Extract every line below, verbatim.

[Available records]

|---|

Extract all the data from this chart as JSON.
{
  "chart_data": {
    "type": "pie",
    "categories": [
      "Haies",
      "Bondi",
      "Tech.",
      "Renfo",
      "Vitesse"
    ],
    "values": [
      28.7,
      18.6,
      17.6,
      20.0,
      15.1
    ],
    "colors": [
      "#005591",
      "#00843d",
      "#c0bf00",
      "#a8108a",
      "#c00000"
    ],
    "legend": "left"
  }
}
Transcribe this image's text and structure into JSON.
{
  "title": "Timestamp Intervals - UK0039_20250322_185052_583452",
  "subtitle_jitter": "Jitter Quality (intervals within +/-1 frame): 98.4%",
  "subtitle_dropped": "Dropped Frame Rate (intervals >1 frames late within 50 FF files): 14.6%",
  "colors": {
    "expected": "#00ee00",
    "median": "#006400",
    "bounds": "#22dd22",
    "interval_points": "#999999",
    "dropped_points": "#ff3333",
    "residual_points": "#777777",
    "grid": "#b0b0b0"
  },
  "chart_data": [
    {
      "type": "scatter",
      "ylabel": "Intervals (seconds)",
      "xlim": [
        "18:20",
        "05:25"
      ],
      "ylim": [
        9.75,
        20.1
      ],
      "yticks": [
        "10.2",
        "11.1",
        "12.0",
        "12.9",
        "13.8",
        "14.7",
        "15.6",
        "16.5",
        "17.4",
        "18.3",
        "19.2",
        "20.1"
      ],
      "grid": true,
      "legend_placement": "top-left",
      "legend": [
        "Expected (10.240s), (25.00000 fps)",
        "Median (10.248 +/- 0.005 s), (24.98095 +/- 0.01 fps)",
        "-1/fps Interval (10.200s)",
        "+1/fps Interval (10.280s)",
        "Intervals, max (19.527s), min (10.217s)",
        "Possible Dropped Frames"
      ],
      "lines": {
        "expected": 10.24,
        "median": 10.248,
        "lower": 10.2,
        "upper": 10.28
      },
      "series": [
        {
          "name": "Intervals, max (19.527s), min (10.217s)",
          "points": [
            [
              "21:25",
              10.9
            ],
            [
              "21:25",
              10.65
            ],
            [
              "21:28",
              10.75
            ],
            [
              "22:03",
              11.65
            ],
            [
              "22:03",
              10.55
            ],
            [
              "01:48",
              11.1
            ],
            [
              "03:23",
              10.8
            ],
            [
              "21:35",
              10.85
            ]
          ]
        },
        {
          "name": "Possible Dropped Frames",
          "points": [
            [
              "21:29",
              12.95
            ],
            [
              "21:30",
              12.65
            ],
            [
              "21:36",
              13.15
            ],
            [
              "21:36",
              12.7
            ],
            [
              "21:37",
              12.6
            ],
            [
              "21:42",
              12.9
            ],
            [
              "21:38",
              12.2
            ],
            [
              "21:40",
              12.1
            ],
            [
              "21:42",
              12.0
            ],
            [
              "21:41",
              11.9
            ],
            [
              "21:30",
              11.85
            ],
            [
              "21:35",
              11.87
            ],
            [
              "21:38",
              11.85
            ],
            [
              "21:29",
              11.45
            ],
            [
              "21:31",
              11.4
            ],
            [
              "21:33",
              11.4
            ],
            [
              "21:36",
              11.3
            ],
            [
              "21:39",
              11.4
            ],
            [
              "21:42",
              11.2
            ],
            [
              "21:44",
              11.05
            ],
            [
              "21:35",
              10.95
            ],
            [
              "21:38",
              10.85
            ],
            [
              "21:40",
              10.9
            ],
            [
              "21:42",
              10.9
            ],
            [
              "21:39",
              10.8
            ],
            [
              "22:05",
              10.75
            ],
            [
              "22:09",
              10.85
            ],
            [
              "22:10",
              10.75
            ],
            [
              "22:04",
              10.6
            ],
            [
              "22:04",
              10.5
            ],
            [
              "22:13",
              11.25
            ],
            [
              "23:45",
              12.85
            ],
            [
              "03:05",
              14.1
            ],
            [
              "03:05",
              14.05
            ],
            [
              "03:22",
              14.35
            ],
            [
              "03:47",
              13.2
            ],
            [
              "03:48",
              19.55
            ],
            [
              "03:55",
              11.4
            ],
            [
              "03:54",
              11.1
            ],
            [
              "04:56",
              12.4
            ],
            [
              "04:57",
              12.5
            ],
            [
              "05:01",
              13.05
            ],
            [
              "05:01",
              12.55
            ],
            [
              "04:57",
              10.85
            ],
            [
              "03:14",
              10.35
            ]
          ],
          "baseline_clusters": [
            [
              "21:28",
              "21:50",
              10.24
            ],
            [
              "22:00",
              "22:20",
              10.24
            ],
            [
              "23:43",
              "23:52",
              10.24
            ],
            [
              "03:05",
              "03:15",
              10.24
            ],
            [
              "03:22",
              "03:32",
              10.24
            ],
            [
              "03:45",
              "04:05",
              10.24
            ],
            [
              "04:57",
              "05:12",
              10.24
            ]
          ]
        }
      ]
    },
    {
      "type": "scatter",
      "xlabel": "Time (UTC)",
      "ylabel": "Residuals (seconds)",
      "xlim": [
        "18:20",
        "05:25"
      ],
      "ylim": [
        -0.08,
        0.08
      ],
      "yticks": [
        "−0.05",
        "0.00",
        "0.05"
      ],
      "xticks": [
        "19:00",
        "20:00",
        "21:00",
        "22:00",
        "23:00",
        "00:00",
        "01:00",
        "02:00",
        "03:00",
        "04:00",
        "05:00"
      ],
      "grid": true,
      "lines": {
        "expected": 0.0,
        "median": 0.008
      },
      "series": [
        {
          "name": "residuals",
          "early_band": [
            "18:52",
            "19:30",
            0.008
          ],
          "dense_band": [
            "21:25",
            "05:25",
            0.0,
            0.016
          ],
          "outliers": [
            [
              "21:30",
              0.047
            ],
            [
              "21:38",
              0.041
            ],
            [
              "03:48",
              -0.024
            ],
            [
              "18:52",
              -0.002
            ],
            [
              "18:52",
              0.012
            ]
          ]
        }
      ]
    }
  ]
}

|---|

[Exercise response]
Extract all the data from this chart as JSON.
{
  "chart_data": {
    "type": "pie",
    "categories": [
      "Haies",
      "Bondi",
      "Tech.",
      "Renfo",
      "Vitesse"
    ],
    "values": [
      28.7,
      18.6,
      17.6,
      20.0,
      15.1
    ],
    "colors": [
      "#005591",
      "#00843d",
      "#c0bf00",
      "#a8108a",
      "#c00000"
    ],
    "legend": "left"
  }
}
Transcribe this image's text and structure into JSON.
{
  "title": "Timestamp Intervals - UK0039_20250322_185052_583452",
  "subtitle_jitter": "Jitter Quality (intervals within +/-1 frame): 98.4%",
  "subtitle_dropped": "Dropped Frame Rate (intervals >1 frames late within 50 FF files): 14.6%",
  "colors": {
    "expected": "#00ee00",
    "median": "#006400",
    "bounds": "#22dd22",
    "interval_points": "#999999",
    "dropped_points": "#ff3333",
    "residual_points": "#777777",
    "grid": "#b0b0b0"
  },
  "chart_data": [
    {
      "type": "scatter",
      "ylabel": "Intervals (seconds)",
      "xlim": [
        "18:20",
        "05:25"
      ],
      "ylim": [
        9.75,
        20.1
      ],
      "yticks": [
        "10.2",
        "11.1",
        "12.0",
        "12.9",
        "13.8",
        "14.7",
        "15.6",
        "16.5",
        "17.4",
        "18.3",
        "19.2",
        "20.1"
      ],
      "grid": true,
      "legend_placement": "top-left",
      "legend": [
        "Expected (10.240s), (25.00000 fps)",
        "Median (10.248 +/- 0.005 s), (24.98095 +/- 0.01 fps)",
        "-1/fps Interval (10.200s)",
        "+1/fps Interval (10.280s)",
        "Intervals, max (19.527s), min (10.217s)",
        "Possible Dropped Frames"
      ],
      "lines": {
        "expected": 10.24,
        "median": 10.248,
        "lower": 10.2,
        "upper": 10.28
      },
      "series": [
        {
          "name": "Intervals, max (19.527s), min (10.217s)",
          "points": [
            [
              "21:25",
              10.9
            ],
            [
              "21:25",
              10.65
            ],
            [
              "21:28",
              10.75
            ],
            [
              "22:03",
              11.65
            ],
            [
              "22:03",
              10.55
            ],
            [
              "01:48",
              11.1
            ],
            [
              "03:23",
              10.8
            ],
            [
              "21:35",
              10.85
            ]
          ]
        },
        {
          "name": "Possible Dropped Frames",
          "points": [
            [
              "21:29",
              12.95
            ],
            [
              "21:30",
              12.65
            ],
            [
              "21:36",
              13.15
            ],
            [
              "21:36",
              12.7
            ],
            [
              "21:37",
              12.6
            ],
            [
              "21:42",
              12.9
            ],
            [
              "21:38",
              12.2
            ],
            [
              "21:40",
              12.1
            ],
            [
              "21:42",
              12.0
            ],
            [
              "21:41",
              11.9
            ],
            [
              "21:30",
              11.85
            ],
            [
              "21:35",
              11.87
            ],
            [
              "21:38",
              11.85
            ],
            [
              "21:29",
              11.45
            ],
            [
              "21:31",
              11.4
            ],
            [
              "21:33",
              11.4
            ],
            [
              "21:36",
              11.3
            ],
            [
              "21:39",
              11.4
            ],
            [
              "21:42",
              11.2
            ],
            [
              "21:44",
              11.05
            ],
            [
              "21:35",
              10.95
            ],
            [
              "21:38",
              10.85
            ],
            [
              "21:40",
              10.9
            ],
            [
              "21:42",
              10.9
            ],
            [
              "21:39",
              10.8
            ],
            [
              "22:05",
              10.75
            ],
            [
              "22:09",
              10.85
            ],
            [
              "22:10",
              10.75
            ],
            [
              "22:04",
              10.6
            ],
            [
              "22:04",
              10.5
            ],
            [
              "22:13",
              11.25
            ],
            [
              "23:45",
              12.85
            ],
            [
              "03:05",
              14.1
            ],
            [
              "03:05",
              14.05
            ],
            [
              "03:22",
              14.35
            ],
            [
              "03:47",
              13.2
            ],
            [
              "03:48",
              19.55
            ],
            [
              "03:55",
              11.4
            ],
            [
              "03:54",
              11.1
            ],
            [
              "04:56",
              12.4
            ],
            [
              "04:57",
              12.5
            ],
            [
              "05:01",
              13.05
            ],
            [
              "05:01",
              12.55
            ],
            [
              "04:57",
              10.85
            ],
            [
              "03:14",
              10.35
            ]
          ],
          "baseline_clusters": [
            [
              "21:28",
              "21:50",
              10.24
            ],
            [
              "22:00",
              "22:20",
              10.24
            ],
            [
              "23:43",
              "23:52",
              10.24
            ],
            [
              "03:05",
              "03:15",
              10.24
            ],
            [
              "03:22",
              "03:32",
              10.24
            ],
            [
              "03:45",
              "04:05",
              10.24
            ],
            [
              "04:57",
              "05:12",
              10.24
            ]
          ]
        }
      ]
    },
    {
      "type": "scatter",
      "xlabel": "Time (UTC)",
      "ylabel": "Residuals (seconds)",
      "xlim": [
        "18:20",
        "05:25"
      ],
      "ylim": [
        -0.08,
        0.08
      ],
      "yticks": [
        "−0.05",
        "0.00",
        "0.05"
      ],
      "xticks": [
        "19:00",
        "20:00",
        "21:00",
        "22:00",
        "23:00",
        "00:00",
        "01:00",
        "02:00",
        "03:00",
        "04:00",
        "05:00"
      ],
      "grid": true,
      "lines": {
        "expected": 0.0,
        "median": 0.008
      },
      "series": [
        {
          "name": "residuals",
          "early_band": [
            "18:52",
            "19:30",
            0.008
          ],
          "dense_band": [
            "21:25",
            "05:25",
            0.0,
            0.016
          ],
          "outliers": [
            [
              "21:30",
              0.047
            ],
            [
              "21:38",
              0.041
            ],
            [
              "03:48",
              -0.024
            ],
            [
              "18:52",
              -0.002
            ],
            [
              "18:52",
              0.012
            ]
          ]
        }
      ]
    }
  ]
}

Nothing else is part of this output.